• MATERIAL PROVIDED
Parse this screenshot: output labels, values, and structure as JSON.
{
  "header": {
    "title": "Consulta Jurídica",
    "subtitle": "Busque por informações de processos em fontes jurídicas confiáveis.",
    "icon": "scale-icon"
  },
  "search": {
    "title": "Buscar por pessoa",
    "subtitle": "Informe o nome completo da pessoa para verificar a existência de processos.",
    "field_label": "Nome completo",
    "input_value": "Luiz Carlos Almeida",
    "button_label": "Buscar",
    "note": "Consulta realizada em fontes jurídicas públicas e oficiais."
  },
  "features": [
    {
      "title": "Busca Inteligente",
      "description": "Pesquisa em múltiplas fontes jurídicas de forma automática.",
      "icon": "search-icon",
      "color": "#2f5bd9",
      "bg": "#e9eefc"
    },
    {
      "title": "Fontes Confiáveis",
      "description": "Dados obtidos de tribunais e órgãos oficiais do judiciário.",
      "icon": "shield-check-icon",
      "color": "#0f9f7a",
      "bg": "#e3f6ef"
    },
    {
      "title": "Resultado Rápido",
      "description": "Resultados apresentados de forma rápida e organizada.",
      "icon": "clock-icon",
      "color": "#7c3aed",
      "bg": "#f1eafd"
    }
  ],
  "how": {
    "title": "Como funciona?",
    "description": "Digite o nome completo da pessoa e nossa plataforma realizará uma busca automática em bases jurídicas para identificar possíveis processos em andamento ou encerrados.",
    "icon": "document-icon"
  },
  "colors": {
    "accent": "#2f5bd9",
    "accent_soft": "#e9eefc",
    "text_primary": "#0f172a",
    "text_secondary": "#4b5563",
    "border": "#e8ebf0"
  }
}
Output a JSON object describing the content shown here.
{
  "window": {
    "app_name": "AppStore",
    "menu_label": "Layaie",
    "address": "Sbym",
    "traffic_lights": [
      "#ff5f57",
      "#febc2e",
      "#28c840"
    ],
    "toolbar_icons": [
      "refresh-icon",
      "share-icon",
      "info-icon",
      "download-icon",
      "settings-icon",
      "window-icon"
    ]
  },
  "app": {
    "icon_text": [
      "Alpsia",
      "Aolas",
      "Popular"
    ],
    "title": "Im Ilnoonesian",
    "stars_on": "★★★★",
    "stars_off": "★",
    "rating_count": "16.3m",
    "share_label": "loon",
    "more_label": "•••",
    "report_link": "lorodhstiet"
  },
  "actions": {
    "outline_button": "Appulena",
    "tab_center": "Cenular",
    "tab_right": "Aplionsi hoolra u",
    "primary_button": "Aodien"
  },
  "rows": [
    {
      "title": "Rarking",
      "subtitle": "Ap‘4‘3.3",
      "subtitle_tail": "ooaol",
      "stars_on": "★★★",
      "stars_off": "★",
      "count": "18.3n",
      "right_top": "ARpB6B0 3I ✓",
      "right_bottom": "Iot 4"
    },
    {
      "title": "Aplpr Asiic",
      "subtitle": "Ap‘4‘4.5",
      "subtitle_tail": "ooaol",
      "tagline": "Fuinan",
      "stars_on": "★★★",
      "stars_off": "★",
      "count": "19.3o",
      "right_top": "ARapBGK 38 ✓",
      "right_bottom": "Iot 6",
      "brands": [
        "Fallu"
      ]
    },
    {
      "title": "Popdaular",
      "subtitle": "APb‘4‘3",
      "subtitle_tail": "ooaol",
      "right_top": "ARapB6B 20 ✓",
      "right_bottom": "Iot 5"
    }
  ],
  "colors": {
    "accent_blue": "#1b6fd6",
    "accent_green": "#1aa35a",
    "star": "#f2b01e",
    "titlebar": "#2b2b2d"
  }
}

• YOUR INSTRUCTIONS
All of the material above needs to be retyped word for word.

• FULL ANSWER
Parse this screenshot: output labels, values, and structure as JSON.
{
  "header": {
    "title": "Consulta Jurídica",
    "subtitle": "Busque por informações de processos em fontes jurídicas confiáveis.",
    "icon": "scale-icon"
  },
  "search": {
    "title": "Buscar por pessoa",
    "subtitle": "Informe o nome completo da pessoa para verificar a existência de processos.",
    "field_label": "Nome completo",
    "input_value": "Luiz Carlos Almeida",
    "button_label": "Buscar",
    "note": "Consulta realizada em fontes jurídicas públicas e oficiais."
  },
  "features": [
    {
      "title": "Busca Inteligente",
      "description": "Pesquisa em múltiplas fontes jurídicas de forma automática.",
      "icon": "search-icon",
      "color": "#2f5bd9",
      "bg": "#e9eefc"
    },
    {
      "title": "Fontes Confiáveis",
      "description": "Dados obtidos de tribunais e órgãos oficiais do judiciário.",
      "icon": "shield-check-icon",
      "color": "#0f9f7a",
      "bg": "#e3f6ef"
    },
    {
      "title": "Resultado Rápido",
      "description": "Resultados apresentados de forma rápida e organizada.",
      "icon": "clock-icon",
      "color": "#7c3aed",
      "bg": "#f1eafd"
    }
  ],
  "how": {
    "title": "Como funciona?",
    "description": "Digite o nome completo da pessoa e nossa plataforma realizará uma busca automática em bases jurídicas para identificar possíveis processos em andamento ou encerrados.",
    "icon": "document-icon"
  },
  "colors": {
    "accent": "#2f5bd9",
    "accent_soft": "#e9eefc",
    "text_primary": "#0f172a",
    "text_secondary": "#4b5563",
    "border": "#e8ebf0"
  }
}
Output a JSON object describing the content shown here.
{
  "window": {
    "app_name": "AppStore",
    "menu_label": "Layaie",
    "address": "Sbym",
    "traffic_lights": [
      "#ff5f57",
      "#febc2e",
      "#28c840"
    ],
    "toolbar_icons": [
      "refresh-icon",
      "share-icon",
      "info-icon",
      "download-icon",
      "settings-icon",
      "window-icon"
    ]
  },
  "app": {
    "icon_text": [
      "Alpsia",
      "Aolas",
      "Popular"
    ],
    "title": "Im Ilnoonesian",
    "stars_on": "★★★★",
    "stars_off": "★",
    "rating_count": "16.3m",
    "share_label": "loon",
    "more_label": "•••",
    "report_link": "lorodhstiet"
  },
  "actions": {
    "outline_button": "Appulena",
    "tab_center": "Cenular",
    "tab_right": "Aplionsi hoolra u",
    "primary_button": "Aodien"
  },
  "rows": [
    {
      "title": "Rarking",
      "subtitle": "Ap‘4‘3.3",
      "subtitle_tail": "ooaol",
      "stars_on": "★★★",
      "stars_off": "★",
      "count": "18.3n",
      "right_top": "ARpB6B0 3I ✓",
      "right_bottom": "Iot 4"
    },
    {
      "title": "Aplpr Asiic",
      "subtitle": "Ap‘4‘4.5",
      "subtitle_tail": "ooaol",
      "tagline": "Fuinan",
      "stars_on": "★★★",
      "stars_off": "★",
      "count": "19.3o",
      "right_top": "ARapBGK 38 ✓",
      "right_bottom": "Iot 6",
      "brands": [
        "Fallu"
      ]
    },
    {
      "title": "Popdaular",
      "subtitle": "APb‘4‘3",
      "subtitle_tail": "ooaol",
      "right_top": "ARapB6B 20 ✓",
      "right_bottom": "Iot 5"
    }
  ],
  "colors": {
    "accent_blue": "#1b6fd6",
    "accent_green": "#1aa35a",
    "star": "#f2b01e",
    "titlebar": "#2b2b2d"
  }
}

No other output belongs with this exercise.